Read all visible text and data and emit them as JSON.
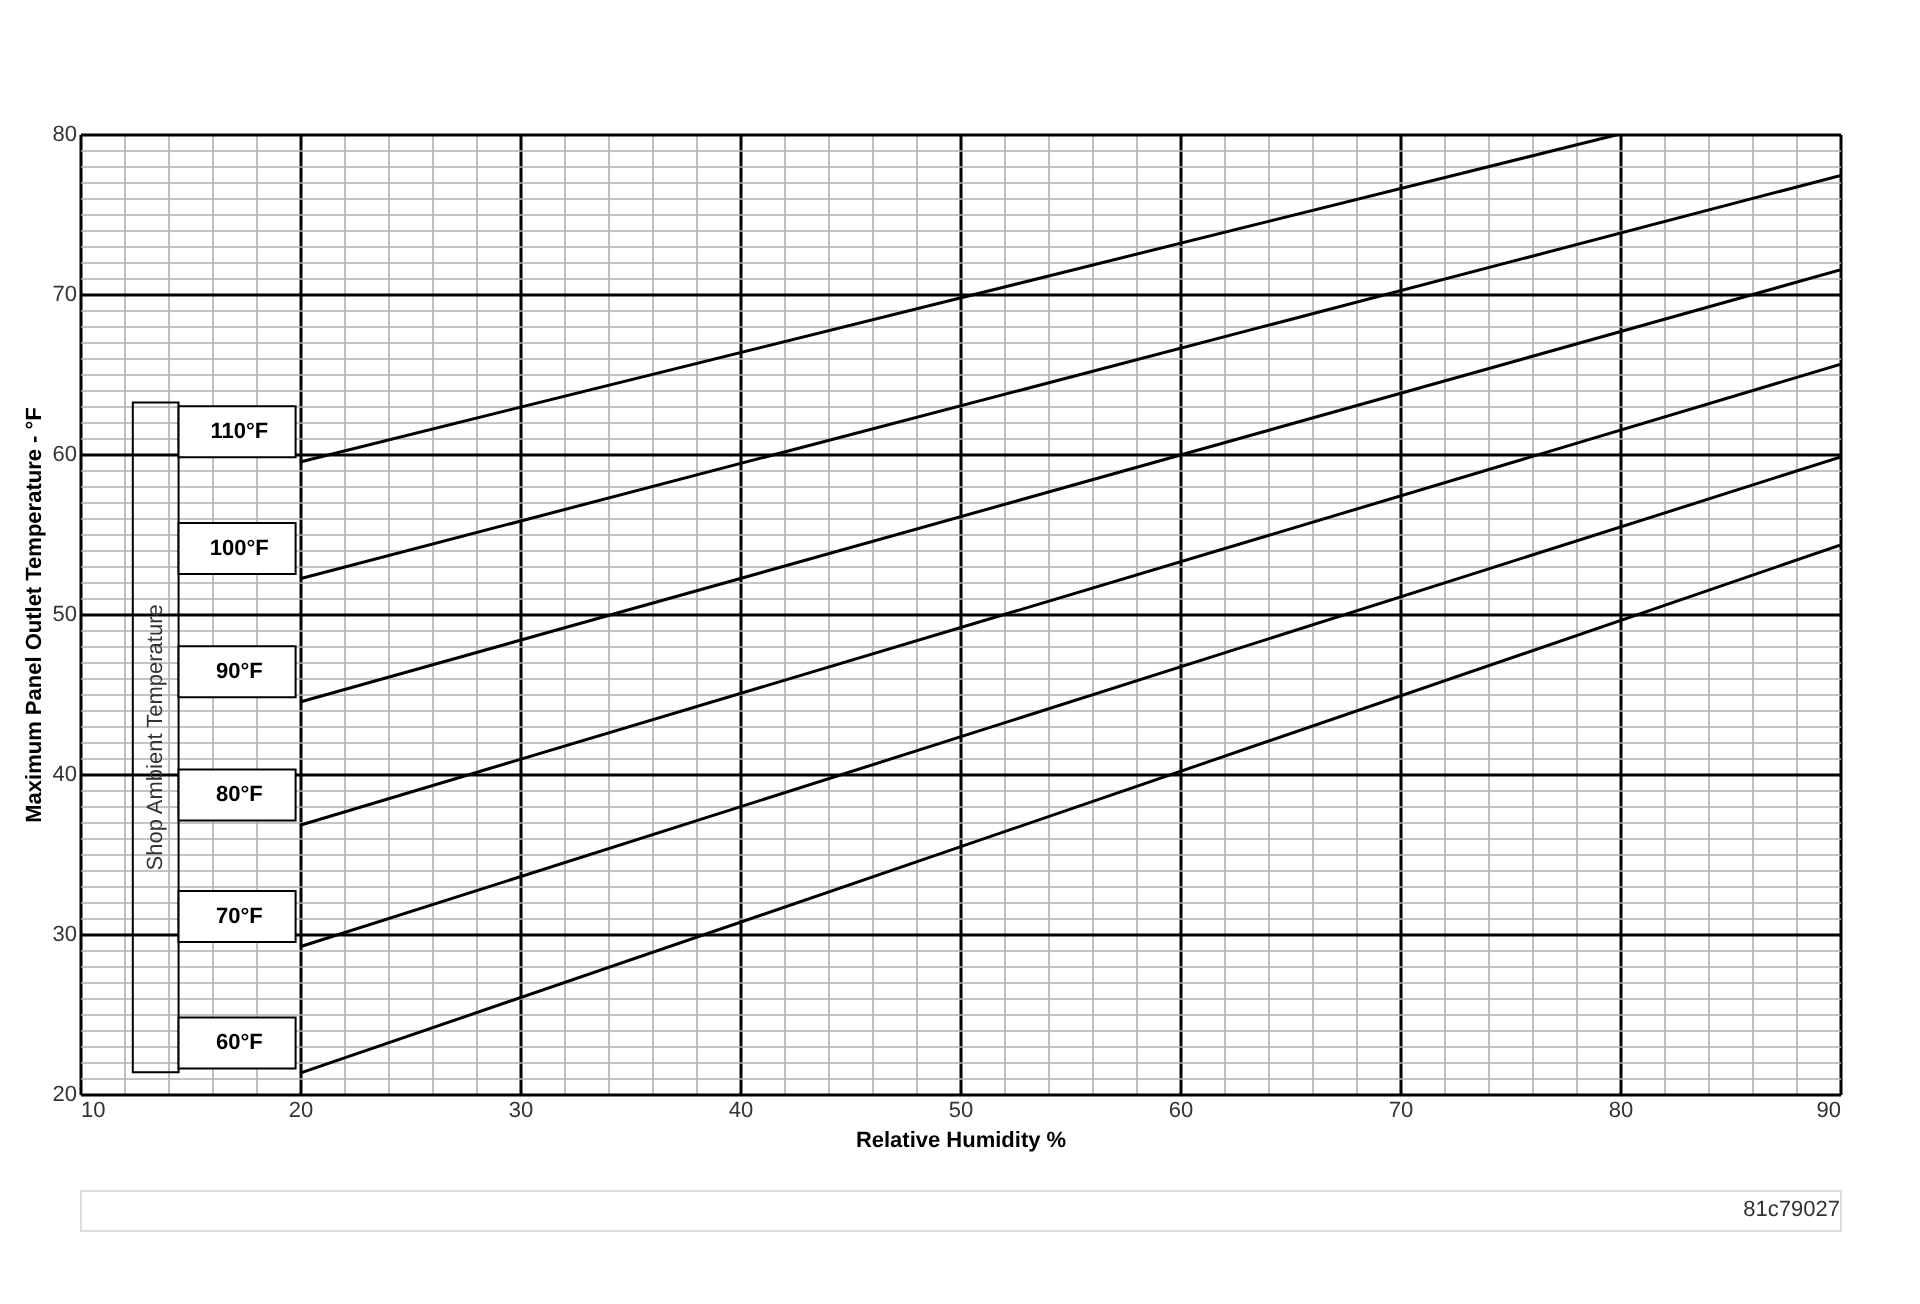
{
  "chart_data": {
    "type": "line",
    "xlabel": "Relative Humidity %",
    "ylabel": "Maximum Panel Outlet Temperature - °F",
    "legend_title": "Shop Ambient Temperature",
    "xlim": [
      10,
      90
    ],
    "ylim": [
      20,
      80
    ],
    "xticks": [
      10,
      {
        "value": 12,
        "label": null
      },
      {
        "value": 14,
        "label": null
      },
      {
        "value": 16,
        "label": null
      },
      {
        "value": 18,
        "label": null
      },
      20,
      {
        "value": 22,
        "label": null
      },
      {
        "value": 24,
        "label": null
      },
      {
        "value": 26,
        "label": null
      },
      {
        "value": 28,
        "label": null
      },
      30,
      {
        "value": 32,
        "label": null
      },
      {
        "value": 34,
        "label": null
      },
      {
        "value": 36,
        "label": null
      },
      {
        "value": 38,
        "label": null
      },
      40,
      {
        "value": 42,
        "label": null
      },
      {
        "value": 44,
        "label": null
      },
      {
        "value": 46,
        "label": null
      },
      {
        "value": 48,
        "label": null
      },
      50,
      {
        "value": 52,
        "label": null
      },
      {
        "value": 54,
        "label": null
      },
      {
        "value": 56,
        "label": null
      },
      {
        "value": 58,
        "label": null
      },
      60,
      {
        "value": 62,
        "label": null
      },
      {
        "value": 64,
        "label": null
      },
      {
        "value": 66,
        "label": null
      },
      {
        "value": 68,
        "label": null
      },
      70,
      {
        "value": 72,
        "label": null
      },
      {
        "value": 74,
        "label": null
      },
      {
        "value": 76,
        "label": null
      },
      {
        "value": 78,
        "label": null
      },
      80,
      {
        "value": 82,
        "label": null
      },
      {
        "value": 84,
        "label": null
      },
      {
        "value": 86,
        "label": null
      },
      {
        "value": 88,
        "label": null
      },
      90
    ],
    "yticks": [
      20,
      {
        "value": 21,
        "label": null
      },
      {
        "value": 22,
        "label": null
      },
      {
        "value": 23,
        "label": null
      },
      {
        "value": 24,
        "label": null
      },
      {
        "value": 25,
        "label": null
      },
      {
        "value": 26,
        "label": null
      },
      {
        "value": 27,
        "label": null
      },
      {
        "value": 28,
        "label": null
      },
      {
        "value": 29,
        "label": null
      },
      30,
      {
        "value": 31,
        "label": null
      },
      {
        "value": 32,
        "label": null
      },
      {
        "value": 33,
        "label": null
      },
      {
        "value": 34,
        "label": null
      },
      {
        "value": 35,
        "label": null
      },
      {
        "value": 36,
        "label": null
      },
      {
        "value": 37,
        "label": null
      },
      {
        "value": 38,
        "label": null
      },
      {
        "value": 39,
        "label": null
      },
      40,
      {
        "value": 41,
        "label": null
      },
      {
        "value": 42,
        "label": null
      },
      {
        "value": 43,
        "label": null
      },
      {
        "value": 44,
        "label": null
      },
      {
        "value": 45,
        "label": null
      },
      {
        "value": 46,
        "label": null
      },
      {
        "value": 47,
        "label": null
      },
      {
        "value": 48,
        "label": null
      },
      {
        "value": 49,
        "label": null
      },
      50,
      {
        "value": 51,
        "label": null
      },
      {
        "value": 52,
        "label": null
      },
      {
        "value": 53,
        "label": null
      },
      {
        "value": 54,
        "label": null
      },
      {
        "value": 55,
        "label": null
      },
      {
        "value": 56,
        "label": null
      },
      {
        "value": 57,
        "label": null
      },
      {
        "value": 58,
        "label": null
      },
      {
        "value": 59,
        "label": null
      },
      60,
      {
        "value": 61,
        "label": null
      },
      {
        "value": 62,
        "label": null
      },
      {
        "value": 63,
        "label": null
      },
      {
        "value": 64,
        "label": null
      },
      {
        "value": 65,
        "label": null
      },
      {
        "value": 66,
        "label": null
      },
      {
        "value": 67,
        "label": null
      },
      {
        "value": 68,
        "label": null
      },
      {
        "value": 69,
        "label": null
      },
      70,
      {
        "value": 71,
        "label": null
      },
      {
        "value": 72,
        "label": null
      },
      {
        "value": 73,
        "label": null
      },
      {
        "value": 74,
        "label": null
      },
      {
        "value": 75,
        "label": null
      },
      {
        "value": 76,
        "label": null
      },
      {
        "value": 77,
        "label": null
      },
      {
        "value": 78,
        "label": null
      },
      {
        "value": 79,
        "label": null
      },
      80
    ],
    "grid": true,
    "marker": "none",
    "line_style": "solid",
    "series": [
      {
        "name": "110°F",
        "color": "#000000",
        "x": [
          20,
          80
        ],
        "values": [
          59.5,
          80
        ]
      },
      {
        "name": "100°F",
        "color": "#000000",
        "x": [
          20,
          90
        ],
        "values": [
          52.2,
          77.4
        ]
      },
      {
        "name": "90°F",
        "color": "#000000",
        "x": [
          20,
          90
        ],
        "values": [
          44.5,
          71.5
        ]
      },
      {
        "name": "80°F",
        "color": "#000000",
        "x": [
          20,
          90
        ],
        "values": [
          36.8,
          65.6
        ]
      },
      {
        "name": "70°F",
        "color": "#000000",
        "x": [
          20,
          90
        ],
        "values": [
          29.2,
          59.8
        ]
      },
      {
        "name": "60°F",
        "color": "#000000",
        "x": [
          20,
          90
        ],
        "values": [
          21.3,
          54.3
        ]
      }
    ],
    "annotations": [
      "81c79027"
    ]
  }
}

----

From the data above, show each line that contains "Temperature".

--- TASK OUTPUT ---
    "ylabel": "Maximum Panel Outlet Temperature - °F",
    "legend_title": "Shop Ambient Temperature",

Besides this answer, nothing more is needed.